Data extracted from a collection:
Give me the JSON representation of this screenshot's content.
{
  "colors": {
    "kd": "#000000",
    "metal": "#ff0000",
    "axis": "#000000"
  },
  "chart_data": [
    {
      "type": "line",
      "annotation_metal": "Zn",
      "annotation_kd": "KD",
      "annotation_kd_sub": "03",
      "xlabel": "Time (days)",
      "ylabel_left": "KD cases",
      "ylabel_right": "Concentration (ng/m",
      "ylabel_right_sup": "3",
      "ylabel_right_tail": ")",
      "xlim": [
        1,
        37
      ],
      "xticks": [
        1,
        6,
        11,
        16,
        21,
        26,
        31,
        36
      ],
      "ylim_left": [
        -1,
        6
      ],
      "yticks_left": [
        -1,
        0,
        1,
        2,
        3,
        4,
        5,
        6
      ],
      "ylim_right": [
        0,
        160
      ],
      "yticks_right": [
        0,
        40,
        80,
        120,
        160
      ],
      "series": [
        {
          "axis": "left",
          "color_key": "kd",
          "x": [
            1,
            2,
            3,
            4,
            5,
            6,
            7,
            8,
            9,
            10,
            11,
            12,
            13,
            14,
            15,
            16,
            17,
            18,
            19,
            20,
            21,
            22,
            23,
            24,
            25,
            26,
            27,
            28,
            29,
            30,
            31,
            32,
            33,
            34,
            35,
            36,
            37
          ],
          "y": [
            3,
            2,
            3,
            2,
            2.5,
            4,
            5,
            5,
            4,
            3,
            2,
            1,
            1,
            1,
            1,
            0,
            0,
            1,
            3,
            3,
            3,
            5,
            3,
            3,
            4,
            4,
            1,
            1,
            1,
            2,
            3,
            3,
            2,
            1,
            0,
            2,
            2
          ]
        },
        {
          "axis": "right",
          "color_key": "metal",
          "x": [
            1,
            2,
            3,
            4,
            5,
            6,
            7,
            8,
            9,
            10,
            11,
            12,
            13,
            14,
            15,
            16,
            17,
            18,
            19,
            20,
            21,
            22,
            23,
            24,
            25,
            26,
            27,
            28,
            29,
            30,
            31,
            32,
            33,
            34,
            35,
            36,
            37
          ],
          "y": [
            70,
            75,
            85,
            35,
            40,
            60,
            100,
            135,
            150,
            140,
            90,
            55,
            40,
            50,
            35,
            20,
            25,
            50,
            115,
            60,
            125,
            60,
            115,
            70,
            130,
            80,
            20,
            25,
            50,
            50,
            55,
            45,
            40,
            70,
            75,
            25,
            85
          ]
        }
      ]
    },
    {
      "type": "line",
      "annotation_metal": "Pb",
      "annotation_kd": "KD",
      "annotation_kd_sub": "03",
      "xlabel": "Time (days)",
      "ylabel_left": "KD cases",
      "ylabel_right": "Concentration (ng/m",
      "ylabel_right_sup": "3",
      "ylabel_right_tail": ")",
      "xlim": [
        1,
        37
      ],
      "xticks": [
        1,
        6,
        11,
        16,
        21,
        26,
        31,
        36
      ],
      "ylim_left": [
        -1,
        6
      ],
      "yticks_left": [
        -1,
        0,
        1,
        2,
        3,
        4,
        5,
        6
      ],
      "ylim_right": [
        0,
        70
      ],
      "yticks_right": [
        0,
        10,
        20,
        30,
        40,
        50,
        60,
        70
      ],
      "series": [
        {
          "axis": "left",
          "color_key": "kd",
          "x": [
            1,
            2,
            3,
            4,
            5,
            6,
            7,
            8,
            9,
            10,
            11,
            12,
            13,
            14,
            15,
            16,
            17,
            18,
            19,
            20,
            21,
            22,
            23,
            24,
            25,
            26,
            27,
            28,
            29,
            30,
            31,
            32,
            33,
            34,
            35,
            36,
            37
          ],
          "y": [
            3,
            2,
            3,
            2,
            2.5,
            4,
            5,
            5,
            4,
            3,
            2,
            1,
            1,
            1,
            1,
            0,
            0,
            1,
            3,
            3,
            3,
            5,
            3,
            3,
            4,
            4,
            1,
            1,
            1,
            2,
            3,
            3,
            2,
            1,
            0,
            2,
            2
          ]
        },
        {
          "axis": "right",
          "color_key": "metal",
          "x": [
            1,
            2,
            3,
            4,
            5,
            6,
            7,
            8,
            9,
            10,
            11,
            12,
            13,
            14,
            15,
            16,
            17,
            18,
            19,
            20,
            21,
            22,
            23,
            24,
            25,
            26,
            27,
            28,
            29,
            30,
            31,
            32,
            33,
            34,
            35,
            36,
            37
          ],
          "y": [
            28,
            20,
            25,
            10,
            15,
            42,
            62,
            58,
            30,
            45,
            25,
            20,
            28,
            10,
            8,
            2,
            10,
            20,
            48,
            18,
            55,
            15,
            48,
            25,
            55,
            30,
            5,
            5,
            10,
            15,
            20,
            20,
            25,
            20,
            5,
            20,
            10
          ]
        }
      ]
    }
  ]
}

§ WORK INSTRUCTIONS
Repeat every entry word for word.

§ EXERCISE SOLUTION
Give me the JSON representation of this screenshot's content.
{
  "colors": {
    "kd": "#000000",
    "metal": "#ff0000",
    "axis": "#000000"
  },
  "chart_data": [
    {
      "type": "line",
      "annotation_metal": "Zn",
      "annotation_kd": "KD",
      "annotation_kd_sub": "03",
      "xlabel": "Time (days)",
      "ylabel_left": "KD cases",
      "ylabel_right": "Concentration (ng/m",
      "ylabel_right_sup": "3",
      "ylabel_right_tail": ")",
      "xlim": [
        1,
        37
      ],
      "xticks": [
        1,
        6,
        11,
        16,
        21,
        26,
        31,
        36
      ],
      "ylim_left": [
        -1,
        6
      ],
      "yticks_left": [
        -1,
        0,
        1,
        2,
        3,
        4,
        5,
        6
      ],
      "ylim_right": [
        0,
        160
      ],
      "yticks_right": [
        0,
        40,
        80,
        120,
        160
      ],
      "series": [
        {
          "axis": "left",
          "color_key": "kd",
          "x": [
            1,
            2,
            3,
            4,
            5,
            6,
            7,
            8,
            9,
            10,
            11,
            12,
            13,
            14,
            15,
            16,
            17,
            18,
            19,
            20,
            21,
            22,
            23,
            24,
            25,
            26,
            27,
            28,
            29,
            30,
            31,
            32,
            33,
            34,
            35,
            36,
            37
          ],
          "y": [
            3,
            2,
            3,
            2,
            2.5,
            4,
            5,
            5,
            4,
            3,
            2,
            1,
            1,
            1,
            1,
            0,
            0,
            1,
            3,
            3,
            3,
            5,
            3,
            3,
            4,
            4,
            1,
            1,
            1,
            2,
            3,
            3,
            2,
            1,
            0,
            2,
            2
          ]
        },
        {
          "axis": "right",
          "color_key": "metal",
          "x": [
            1,
            2,
            3,
            4,
            5,
            6,
            7,
            8,
            9,
            10,
            11,
            12,
            13,
            14,
            15,
            16,
            17,
            18,
            19,
            20,
            21,
            22,
            23,
            24,
            25,
            26,
            27,
            28,
            29,
            30,
            31,
            32,
            33,
            34,
            35,
            36,
            37
          ],
          "y": [
            70,
            75,
            85,
            35,
            40,
            60,
            100,
            135,
            150,
            140,
            90,
            55,
            40,
            50,
            35,
            20,
            25,
            50,
            115,
            60,
            125,
            60,
            115,
            70,
            130,
            80,
            20,
            25,
            50,
            50,
            55,
            45,
            40,
            70,
            75,
            25,
            85
          ]
        }
      ]
    },
    {
      "type": "line",
      "annotation_metal": "Pb",
      "annotation_kd": "KD",
      "annotation_kd_sub": "03",
      "xlabel": "Time (days)",
      "ylabel_left": "KD cases",
      "ylabel_right": "Concentration (ng/m",
      "ylabel_right_sup": "3",
      "ylabel_right_tail": ")",
      "xlim": [
        1,
        37
      ],
      "xticks": [
        1,
        6,
        11,
        16,
        21,
        26,
        31,
        36
      ],
      "ylim_left": [
        -1,
        6
      ],
      "yticks_left": [
        -1,
        0,
        1,
        2,
        3,
        4,
        5,
        6
      ],
      "ylim_right": [
        0,
        70
      ],
      "yticks_right": [
        0,
        10,
        20,
        30,
        40,
        50,
        60,
        70
      ],
      "series": [
        {
          "axis": "left",
          "color_key": "kd",
          "x": [
            1,
            2,
            3,
            4,
            5,
            6,
            7,
            8,
            9,
            10,
            11,
            12,
            13,
            14,
            15,
            16,
            17,
            18,
            19,
            20,
            21,
            22,
            23,
            24,
            25,
            26,
            27,
            28,
            29,
            30,
            31,
            32,
            33,
            34,
            35,
            36,
            37
          ],
          "y": [
            3,
            2,
            3,
            2,
            2.5,
            4,
            5,
            5,
            4,
            3,
            2,
            1,
            1,
            1,
            1,
            0,
            0,
            1,
            3,
            3,
            3,
            5,
            3,
            3,
            4,
            4,
            1,
            1,
            1,
            2,
            3,
            3,
            2,
            1,
            0,
            2,
            2
          ]
        },
        {
          "axis": "right",
          "color_key": "metal",
          "x": [
            1,
            2,
            3,
            4,
            5,
            6,
            7,
            8,
            9,
            10,
            11,
            12,
            13,
            14,
            15,
            16,
            17,
            18,
            19,
            20,
            21,
            22,
            23,
            24,
            25,
            26,
            27,
            28,
            29,
            30,
            31,
            32,
            33,
            34,
            35,
            36,
            37
          ],
          "y": [
            28,
            20,
            25,
            10,
            15,
            42,
            62,
            58,
            30,
            45,
            25,
            20,
            28,
            10,
            8,
            2,
            10,
            20,
            48,
            18,
            55,
            15,
            48,
            25,
            55,
            30,
            5,
            5,
            10,
            15,
            20,
            20,
            25,
            20,
            5,
            20,
            10
          ]
        }
      ]
    }
  ]
}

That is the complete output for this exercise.